=== ENTRIES SUPPLIED ===

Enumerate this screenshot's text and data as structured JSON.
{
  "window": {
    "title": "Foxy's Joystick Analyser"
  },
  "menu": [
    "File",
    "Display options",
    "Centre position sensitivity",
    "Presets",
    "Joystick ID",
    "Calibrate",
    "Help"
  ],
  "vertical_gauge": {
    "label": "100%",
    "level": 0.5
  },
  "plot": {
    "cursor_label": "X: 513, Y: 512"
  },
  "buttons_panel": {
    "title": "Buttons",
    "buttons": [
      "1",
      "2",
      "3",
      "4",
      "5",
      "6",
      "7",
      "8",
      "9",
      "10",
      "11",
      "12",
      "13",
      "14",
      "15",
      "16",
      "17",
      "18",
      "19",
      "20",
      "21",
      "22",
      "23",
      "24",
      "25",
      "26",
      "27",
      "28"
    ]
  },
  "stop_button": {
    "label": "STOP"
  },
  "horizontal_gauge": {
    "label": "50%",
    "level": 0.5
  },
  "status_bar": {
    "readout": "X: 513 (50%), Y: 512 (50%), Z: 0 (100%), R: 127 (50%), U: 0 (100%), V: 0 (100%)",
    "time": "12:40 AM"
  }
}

===

• AIM OF THE TASK
Each record above should be restated word for word.

• TASK OUTPUT
Enumerate this screenshot's text and data as structured JSON.
{
  "window": {
    "title": "Foxy's Joystick Analyser"
  },
  "menu": [
    "File",
    "Display options",
    "Centre position sensitivity",
    "Presets",
    "Joystick ID",
    "Calibrate",
    "Help"
  ],
  "vertical_gauge": {
    "label": "100%",
    "level": 0.5
  },
  "plot": {
    "cursor_label": "X: 513, Y: 512"
  },
  "buttons_panel": {
    "title": "Buttons",
    "buttons": [
      "1",
      "2",
      "3",
      "4",
      "5",
      "6",
      "7",
      "8",
      "9",
      "10",
      "11",
      "12",
      "13",
      "14",
      "15",
      "16",
      "17",
      "18",
      "19",
      "20",
      "21",
      "22",
      "23",
      "24",
      "25",
      "26",
      "27",
      "28"
    ]
  },
  "stop_button": {
    "label": "STOP"
  },
  "horizontal_gauge": {
    "label": "50%",
    "level": 0.5
  },
  "status_bar": {
    "readout": "X: 513 (50%), Y: 512 (50%), Z: 0 (100%), R: 127 (50%), U: 0 (100%), V: 0 (100%)",
    "time": "12:40 AM"
  }
}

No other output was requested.